The task
Quote the entries in full, character for character, without their images.

----- Stored rows

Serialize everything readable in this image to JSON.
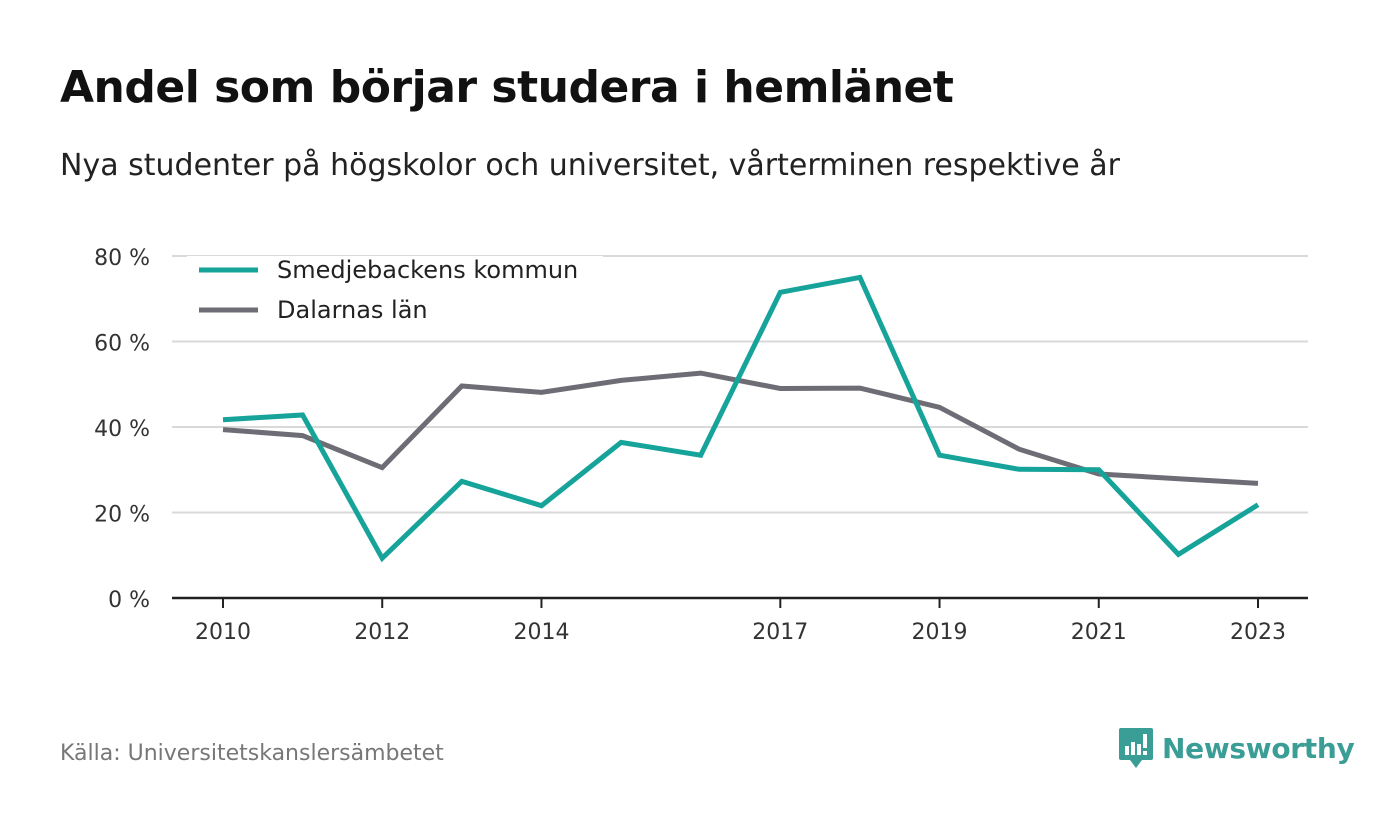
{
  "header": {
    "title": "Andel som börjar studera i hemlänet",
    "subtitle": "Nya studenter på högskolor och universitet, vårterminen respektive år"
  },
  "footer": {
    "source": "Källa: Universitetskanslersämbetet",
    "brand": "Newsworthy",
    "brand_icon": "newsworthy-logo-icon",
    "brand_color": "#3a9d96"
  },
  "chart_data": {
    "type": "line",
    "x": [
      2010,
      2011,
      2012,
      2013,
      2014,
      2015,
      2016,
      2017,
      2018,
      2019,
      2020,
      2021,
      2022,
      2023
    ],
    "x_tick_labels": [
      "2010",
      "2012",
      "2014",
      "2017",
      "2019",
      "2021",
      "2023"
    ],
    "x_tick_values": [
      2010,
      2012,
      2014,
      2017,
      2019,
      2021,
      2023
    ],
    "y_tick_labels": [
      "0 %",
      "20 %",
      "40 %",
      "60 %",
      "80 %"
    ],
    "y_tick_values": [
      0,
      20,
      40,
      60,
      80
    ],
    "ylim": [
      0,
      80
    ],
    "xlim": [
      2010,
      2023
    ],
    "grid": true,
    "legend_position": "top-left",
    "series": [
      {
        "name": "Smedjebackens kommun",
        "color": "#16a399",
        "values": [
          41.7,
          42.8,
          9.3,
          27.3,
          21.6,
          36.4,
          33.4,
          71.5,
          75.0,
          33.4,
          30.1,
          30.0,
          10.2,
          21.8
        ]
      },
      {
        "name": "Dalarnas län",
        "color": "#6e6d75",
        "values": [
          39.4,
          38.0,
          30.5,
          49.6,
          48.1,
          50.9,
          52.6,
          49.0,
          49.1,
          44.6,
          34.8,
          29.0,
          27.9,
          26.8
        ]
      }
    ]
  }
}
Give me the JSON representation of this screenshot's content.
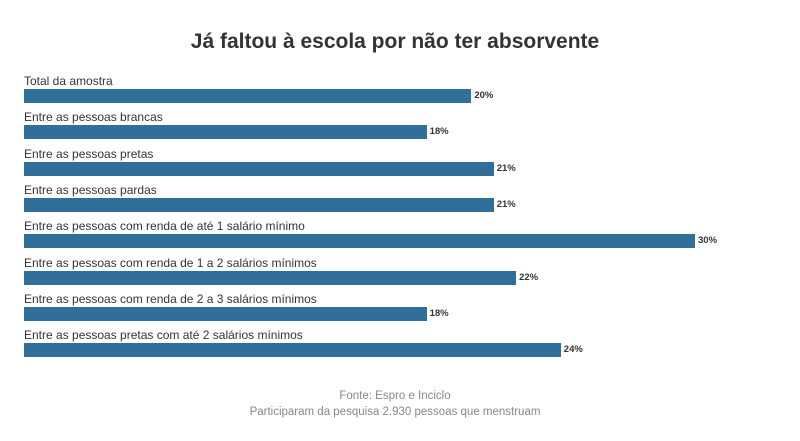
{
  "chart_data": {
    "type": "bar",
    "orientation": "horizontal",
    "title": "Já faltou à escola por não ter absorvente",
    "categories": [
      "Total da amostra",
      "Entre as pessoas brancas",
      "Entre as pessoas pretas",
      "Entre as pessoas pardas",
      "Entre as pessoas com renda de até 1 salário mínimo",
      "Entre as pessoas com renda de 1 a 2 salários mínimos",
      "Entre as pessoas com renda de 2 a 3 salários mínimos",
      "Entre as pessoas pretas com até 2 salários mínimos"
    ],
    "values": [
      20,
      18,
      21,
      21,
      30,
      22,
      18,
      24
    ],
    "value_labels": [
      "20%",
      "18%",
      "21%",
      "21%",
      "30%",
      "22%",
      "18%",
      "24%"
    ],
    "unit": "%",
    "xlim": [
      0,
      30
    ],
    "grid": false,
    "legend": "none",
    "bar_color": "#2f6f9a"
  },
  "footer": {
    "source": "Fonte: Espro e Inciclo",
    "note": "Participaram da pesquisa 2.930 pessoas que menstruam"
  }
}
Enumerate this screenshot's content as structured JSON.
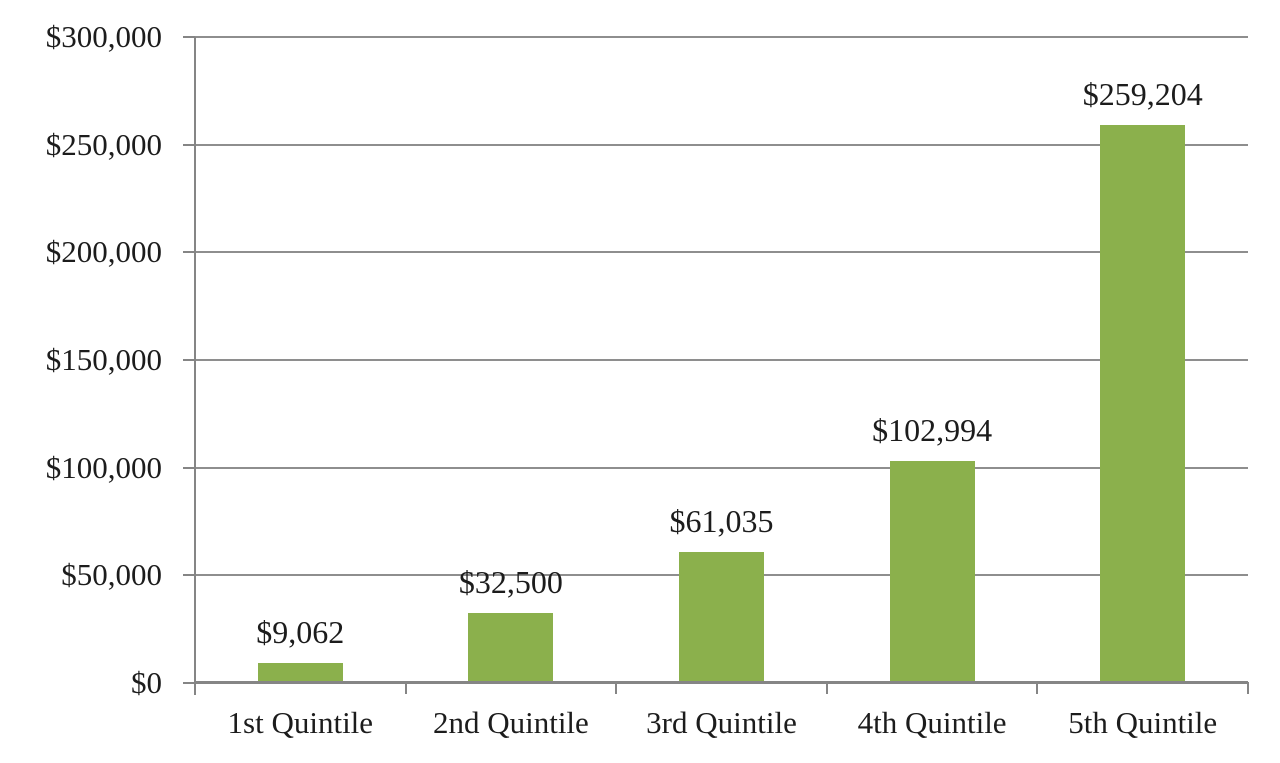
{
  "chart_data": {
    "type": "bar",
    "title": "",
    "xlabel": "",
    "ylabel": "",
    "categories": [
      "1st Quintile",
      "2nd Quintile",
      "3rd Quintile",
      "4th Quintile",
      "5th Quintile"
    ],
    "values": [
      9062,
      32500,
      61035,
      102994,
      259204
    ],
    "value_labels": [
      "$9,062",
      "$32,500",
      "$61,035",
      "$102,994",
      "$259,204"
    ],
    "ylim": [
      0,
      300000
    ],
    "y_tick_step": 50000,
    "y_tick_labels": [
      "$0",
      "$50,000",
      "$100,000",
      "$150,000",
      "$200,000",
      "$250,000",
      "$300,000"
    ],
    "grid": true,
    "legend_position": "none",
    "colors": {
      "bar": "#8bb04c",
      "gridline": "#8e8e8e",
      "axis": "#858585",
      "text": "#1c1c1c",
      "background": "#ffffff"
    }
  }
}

----------

Result for this task
Serialize everything readable in this image to JSON.
{
  "header": {
    "title": "Andel som börjar studera i hemlänet",
    "subtitle": "Nya studenter på högskolor och universitet, vårterminen respektive år"
  },
  "footer": {
    "source": "Källa: Universitetskanslersämbetet",
    "brand": "Newsworthy",
    "brand_icon": "newsworthy-logo-icon",
    "brand_color": "#3a9d96"
  },
  "chart_data": {
    "type": "line",
    "x": [
      2010,
      2011,
      2012,
      2013,
      2014,
      2015,
      2016,
      2017,
      2018,
      2019,
      2020,
      2021,
      2022,
      2023
    ],
    "x_tick_labels": [
      "2010",
      "2012",
      "2014",
      "2017",
      "2019",
      "2021",
      "2023"
    ],
    "x_tick_values": [
      2010,
      2012,
      2014,
      2017,
      2019,
      2021,
      2023
    ],
    "y_tick_labels": [
      "0 %",
      "20 %",
      "40 %",
      "60 %",
      "80 %"
    ],
    "y_tick_values": [
      0,
      20,
      40,
      60,
      80
    ],
    "ylim": [
      0,
      80
    ],
    "xlim": [
      2010,
      2023
    ],
    "grid": true,
    "legend_position": "top-left",
    "series": [
      {
        "name": "Smedjebackens kommun",
        "color": "#16a399",
        "values": [
          41.7,
          42.8,
          9.3,
          27.3,
          21.6,
          36.4,
          33.4,
          71.5,
          75.0,
          33.4,
          30.1,
          30.0,
          10.2,
          21.8
        ]
      },
      {
        "name": "Dalarnas län",
        "color": "#6e6d75",
        "values": [
          39.4,
          38.0,
          30.5,
          49.6,
          48.1,
          50.9,
          52.6,
          49.0,
          49.1,
          44.6,
          34.8,
          29.0,
          27.9,
          26.8
        ]
      }
    ]
  }
}
Give me the JSON representation of this screenshot's content.
{
  "chart_data": {
    "type": "bar",
    "orientation": "horizontal",
    "title": "Já faltou à escola por não ter absorvente",
    "categories": [
      "Total da amostra",
      "Entre as pessoas brancas",
      "Entre as pessoas pretas",
      "Entre as pessoas pardas",
      "Entre as pessoas com renda de até 1 salário mínimo",
      "Entre as pessoas com renda de 1 a 2 salários mínimos",
      "Entre as pessoas com renda de 2 a 3 salários mínimos",
      "Entre as pessoas pretas com até 2 salários mínimos"
    ],
    "values": [
      20,
      18,
      21,
      21,
      30,
      22,
      18,
      24
    ],
    "value_labels": [
      "20%",
      "18%",
      "21%",
      "21%",
      "30%",
      "22%",
      "18%",
      "24%"
    ],
    "unit": "%",
    "xlim": [
      0,
      30
    ],
    "grid": false,
    "legend": "none",
    "bar_color": "#2f6f9a"
  },
  "footer": {
    "source": "Fonte: Espro e Inciclo",
    "note": "Participaram da pesquisa 2.930 pessoas que menstruam"
  }
}
Enumerate this screenshot's content as structured JSON.
{
  "chart_data": {
    "type": "bar",
    "title": "",
    "xlabel": "",
    "ylabel": "",
    "categories": [
      "1st Quintile",
      "2nd Quintile",
      "3rd Quintile",
      "4th Quintile",
      "5th Quintile"
    ],
    "values": [
      9062,
      32500,
      61035,
      102994,
      259204
    ],
    "value_labels": [
      "$9,062",
      "$32,500",
      "$61,035",
      "$102,994",
      "$259,204"
    ],
    "ylim": [
      0,
      300000
    ],
    "y_tick_step": 50000,
    "y_tick_labels": [
      "$0",
      "$50,000",
      "$100,000",
      "$150,000",
      "$200,000",
      "$250,000",
      "$300,000"
    ],
    "grid": true,
    "legend_position": "none",
    "colors": {
      "bar": "#8bb04c",
      "gridline": "#8e8e8e",
      "axis": "#858585",
      "text": "#1c1c1c",
      "background": "#ffffff"
    }
  }
}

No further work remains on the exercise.